▸ SET EXERCISE
Each line containing the word "content" must be collected.

▸ Entries with figure data

>> Begin

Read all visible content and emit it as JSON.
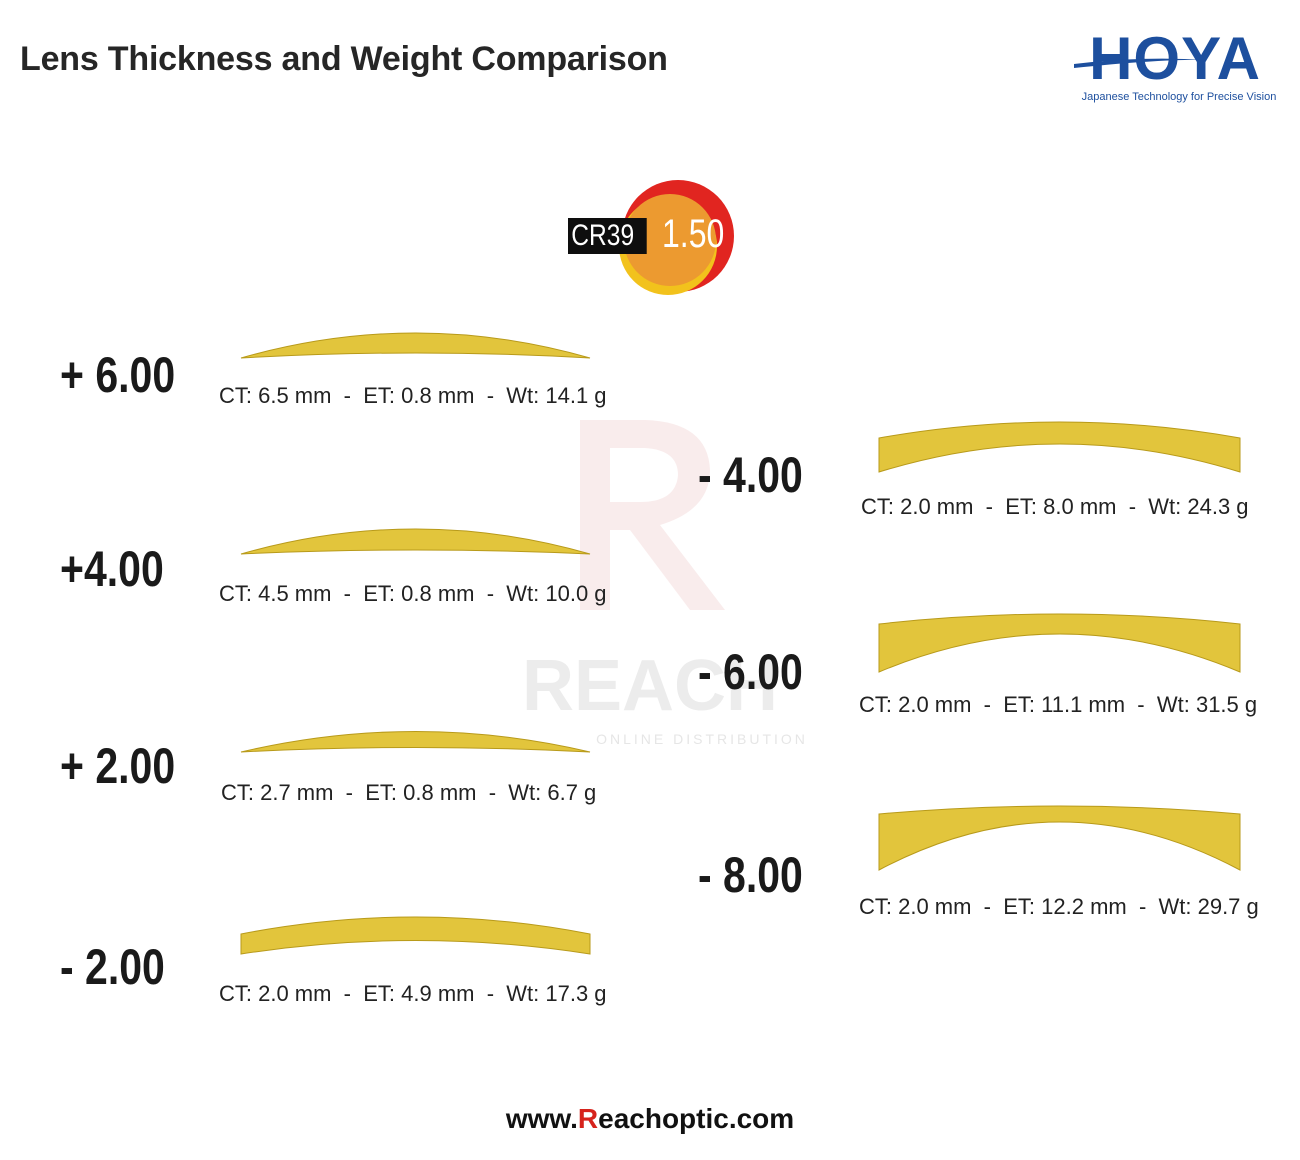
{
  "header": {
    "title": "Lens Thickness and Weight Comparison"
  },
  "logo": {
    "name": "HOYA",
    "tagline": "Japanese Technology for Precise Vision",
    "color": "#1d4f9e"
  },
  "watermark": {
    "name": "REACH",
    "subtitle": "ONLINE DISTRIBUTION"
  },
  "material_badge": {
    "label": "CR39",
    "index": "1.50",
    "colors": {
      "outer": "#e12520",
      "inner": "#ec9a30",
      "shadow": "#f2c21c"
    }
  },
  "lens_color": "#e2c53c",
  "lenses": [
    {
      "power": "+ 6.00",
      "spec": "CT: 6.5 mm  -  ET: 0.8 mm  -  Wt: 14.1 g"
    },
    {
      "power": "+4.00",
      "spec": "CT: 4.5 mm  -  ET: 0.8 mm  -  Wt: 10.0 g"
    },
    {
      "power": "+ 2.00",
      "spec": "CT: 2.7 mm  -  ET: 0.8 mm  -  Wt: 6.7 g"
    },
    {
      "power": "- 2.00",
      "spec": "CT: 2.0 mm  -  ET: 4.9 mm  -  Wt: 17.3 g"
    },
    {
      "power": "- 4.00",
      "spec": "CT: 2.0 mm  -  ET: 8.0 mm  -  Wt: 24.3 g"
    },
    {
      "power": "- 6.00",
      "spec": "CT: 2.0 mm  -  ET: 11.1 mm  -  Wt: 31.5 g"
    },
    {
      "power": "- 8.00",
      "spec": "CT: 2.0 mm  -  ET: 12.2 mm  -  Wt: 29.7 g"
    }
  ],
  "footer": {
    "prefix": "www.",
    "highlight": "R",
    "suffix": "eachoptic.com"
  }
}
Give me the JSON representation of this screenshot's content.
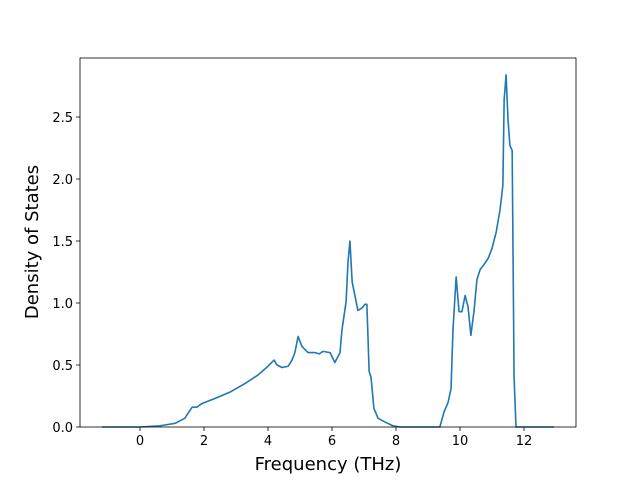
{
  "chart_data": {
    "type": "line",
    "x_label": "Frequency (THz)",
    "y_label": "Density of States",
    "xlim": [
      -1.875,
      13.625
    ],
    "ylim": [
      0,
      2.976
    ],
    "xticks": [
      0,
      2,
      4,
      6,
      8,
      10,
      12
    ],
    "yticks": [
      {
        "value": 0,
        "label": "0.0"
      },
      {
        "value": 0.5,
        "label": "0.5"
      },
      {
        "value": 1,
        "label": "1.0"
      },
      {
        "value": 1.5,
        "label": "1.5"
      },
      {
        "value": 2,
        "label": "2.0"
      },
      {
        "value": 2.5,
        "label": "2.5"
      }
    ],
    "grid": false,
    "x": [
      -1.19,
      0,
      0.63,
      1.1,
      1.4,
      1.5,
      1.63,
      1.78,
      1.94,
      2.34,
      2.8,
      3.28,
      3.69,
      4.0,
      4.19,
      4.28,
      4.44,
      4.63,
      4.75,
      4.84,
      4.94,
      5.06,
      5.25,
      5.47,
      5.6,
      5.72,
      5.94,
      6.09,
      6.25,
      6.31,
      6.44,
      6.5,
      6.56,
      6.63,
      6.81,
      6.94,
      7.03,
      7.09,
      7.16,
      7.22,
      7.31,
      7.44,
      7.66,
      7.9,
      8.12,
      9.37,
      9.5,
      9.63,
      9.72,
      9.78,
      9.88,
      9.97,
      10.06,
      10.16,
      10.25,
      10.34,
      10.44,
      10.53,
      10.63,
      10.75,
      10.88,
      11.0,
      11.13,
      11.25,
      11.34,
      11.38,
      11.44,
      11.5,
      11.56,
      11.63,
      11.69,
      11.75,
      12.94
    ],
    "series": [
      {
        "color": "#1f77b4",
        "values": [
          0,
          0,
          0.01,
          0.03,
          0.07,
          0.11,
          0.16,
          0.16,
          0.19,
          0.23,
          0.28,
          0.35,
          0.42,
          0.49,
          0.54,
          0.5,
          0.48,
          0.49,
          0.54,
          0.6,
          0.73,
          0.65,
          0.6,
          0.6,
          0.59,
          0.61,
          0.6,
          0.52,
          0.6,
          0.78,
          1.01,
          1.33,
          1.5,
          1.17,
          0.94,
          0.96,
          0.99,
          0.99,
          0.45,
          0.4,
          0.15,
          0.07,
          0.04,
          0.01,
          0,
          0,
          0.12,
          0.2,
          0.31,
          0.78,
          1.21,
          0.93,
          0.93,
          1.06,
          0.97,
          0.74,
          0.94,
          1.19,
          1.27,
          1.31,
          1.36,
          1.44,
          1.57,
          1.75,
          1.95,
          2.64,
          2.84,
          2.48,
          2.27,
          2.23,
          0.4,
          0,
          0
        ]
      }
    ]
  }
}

>> End

▸ THE SOLUTION
Read all visible content and emit it as JSON.
Give me the JSON representation of this screenshot's content.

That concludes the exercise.